>>>

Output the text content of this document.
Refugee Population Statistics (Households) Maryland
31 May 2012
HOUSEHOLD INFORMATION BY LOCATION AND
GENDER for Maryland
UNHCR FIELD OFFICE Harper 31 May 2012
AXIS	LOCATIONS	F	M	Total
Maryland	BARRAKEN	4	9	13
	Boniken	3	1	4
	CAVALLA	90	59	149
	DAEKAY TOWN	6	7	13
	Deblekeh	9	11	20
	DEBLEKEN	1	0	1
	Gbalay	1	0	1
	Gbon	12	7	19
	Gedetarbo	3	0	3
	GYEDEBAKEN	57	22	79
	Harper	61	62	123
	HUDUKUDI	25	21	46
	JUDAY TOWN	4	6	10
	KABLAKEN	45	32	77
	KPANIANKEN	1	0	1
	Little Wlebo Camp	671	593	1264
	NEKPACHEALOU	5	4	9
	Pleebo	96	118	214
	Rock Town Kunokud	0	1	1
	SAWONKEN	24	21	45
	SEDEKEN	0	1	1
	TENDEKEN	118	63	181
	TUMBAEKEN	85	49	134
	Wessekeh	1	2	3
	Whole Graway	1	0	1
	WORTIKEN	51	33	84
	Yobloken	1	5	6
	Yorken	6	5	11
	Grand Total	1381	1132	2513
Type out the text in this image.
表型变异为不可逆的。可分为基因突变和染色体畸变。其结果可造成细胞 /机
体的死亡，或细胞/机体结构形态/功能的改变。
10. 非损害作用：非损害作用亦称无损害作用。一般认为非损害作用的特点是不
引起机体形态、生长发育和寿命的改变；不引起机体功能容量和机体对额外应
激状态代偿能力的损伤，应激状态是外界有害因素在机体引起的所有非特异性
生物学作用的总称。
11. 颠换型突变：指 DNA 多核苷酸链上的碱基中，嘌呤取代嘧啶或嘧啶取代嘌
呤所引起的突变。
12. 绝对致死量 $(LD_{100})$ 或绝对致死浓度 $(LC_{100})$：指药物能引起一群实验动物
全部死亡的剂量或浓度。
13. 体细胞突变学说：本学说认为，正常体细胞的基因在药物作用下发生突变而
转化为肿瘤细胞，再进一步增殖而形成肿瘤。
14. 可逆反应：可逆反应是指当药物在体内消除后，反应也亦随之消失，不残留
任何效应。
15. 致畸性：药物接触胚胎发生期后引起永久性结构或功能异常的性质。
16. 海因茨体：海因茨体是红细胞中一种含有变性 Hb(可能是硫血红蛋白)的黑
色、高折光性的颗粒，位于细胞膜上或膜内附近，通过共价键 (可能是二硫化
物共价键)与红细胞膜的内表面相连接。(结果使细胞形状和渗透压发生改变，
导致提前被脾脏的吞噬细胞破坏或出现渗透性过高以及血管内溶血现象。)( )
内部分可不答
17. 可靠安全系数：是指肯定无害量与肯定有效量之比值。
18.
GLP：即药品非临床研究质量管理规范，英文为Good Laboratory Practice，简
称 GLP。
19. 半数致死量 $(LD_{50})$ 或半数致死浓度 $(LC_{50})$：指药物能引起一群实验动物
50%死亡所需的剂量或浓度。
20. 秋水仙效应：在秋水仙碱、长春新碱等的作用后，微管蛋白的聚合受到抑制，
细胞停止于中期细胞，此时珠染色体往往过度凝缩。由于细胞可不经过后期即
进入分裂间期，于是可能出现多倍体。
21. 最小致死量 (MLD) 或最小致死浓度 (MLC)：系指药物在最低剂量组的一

<<<

> _Exercise aim_
Retype every record above exactly as it appears.

> _Solution to this problem_
Output the text content of this document.
Refugee Population Statistics (Households) Maryland
31 May 2012
HOUSEHOLD INFORMATION BY LOCATION AND
GENDER for Maryland
UNHCR FIELD OFFICE Harper 31 May 2012
AXIS	LOCATIONS	F	M	Total
Maryland	BARRAKEN	4	9	13
	Boniken	3	1	4
	CAVALLA	90	59	149
	DAEKAY TOWN	6	7	13
	Deblekeh	9	11	20
	DEBLEKEN	1	0	1
	Gbalay	1	0	1
	Gbon	12	7	19
	Gedetarbo	3	0	3
	GYEDEBAKEN	57	22	79
	Harper	61	62	123
	HUDUKUDI	25	21	46
	JUDAY TOWN	4	6	10
	KABLAKEN	45	32	77
	KPANIANKEN	1	0	1
	Little Wlebo Camp	671	593	1264
	NEKPACHEALOU	5	4	9
	Pleebo	96	118	214
	Rock Town Kunokud	0	1	1
	SAWONKEN	24	21	45
	SEDEKEN	0	1	1
	TENDEKEN	118	63	181
	TUMBAEKEN	85	49	134
	Wessekeh	1	2	3
	Whole Graway	1	0	1
	WORTIKEN	51	33	84
	Yobloken	1	5	6
	Yorken	6	5	11
	Grand Total	1381	1132	2513
Type out the text in this image.
表型变异为不可逆的。可分为基因突变和染色体畸变。其结果可造成细胞 /机
体的死亡，或细胞/机体结构形态/功能的改变。
10. 非损害作用：非损害作用亦称无损害作用。一般认为非损害作用的特点是不
引起机体形态、生长发育和寿命的改变；不引起机体功能容量和机体对额外应
激状态代偿能力的损伤，应激状态是外界有害因素在机体引起的所有非特异性
生物学作用的总称。
11. 颠换型突变：指 DNA 多核苷酸链上的碱基中，嘌呤取代嘧啶或嘧啶取代嘌
呤所引起的突变。
12. 绝对致死量 $(LD_{100})$ 或绝对致死浓度 $(LC_{100})$：指药物能引起一群实验动物
全部死亡的剂量或浓度。
13. 体细胞突变学说：本学说认为，正常体细胞的基因在药物作用下发生突变而
转化为肿瘤细胞，再进一步增殖而形成肿瘤。
14. 可逆反应：可逆反应是指当药物在体内消除后，反应也亦随之消失，不残留
任何效应。
15. 致畸性：药物接触胚胎发生期后引起永久性结构或功能异常的性质。
16. 海因茨体：海因茨体是红细胞中一种含有变性 Hb(可能是硫血红蛋白)的黑
色、高折光性的颗粒，位于细胞膜上或膜内附近，通过共价键 (可能是二硫化
物共价键)与红细胞膜的内表面相连接。(结果使细胞形状和渗透压发生改变，
导致提前被脾脏的吞噬细胞破坏或出现渗透性过高以及血管内溶血现象。)( )
内部分可不答
17. 可靠安全系数：是指肯定无害量与肯定有效量之比值。
18.
GLP：即药品非临床研究质量管理规范，英文为Good Laboratory Practice，简
称 GLP。
19. 半数致死量 $(LD_{50})$ 或半数致死浓度 $(LC_{50})$：指药物能引起一群实验动物
50%死亡所需的剂量或浓度。
20. 秋水仙效应：在秋水仙碱、长春新碱等的作用后，微管蛋白的聚合受到抑制，
细胞停止于中期细胞，此时珠染色体往往过度凝缩。由于细胞可不经过后期即
进入分裂间期，于是可能出现多倍体。
21. 最小致死量 (MLD) 或最小致死浓度 (MLC)：系指药物在最低剂量组的一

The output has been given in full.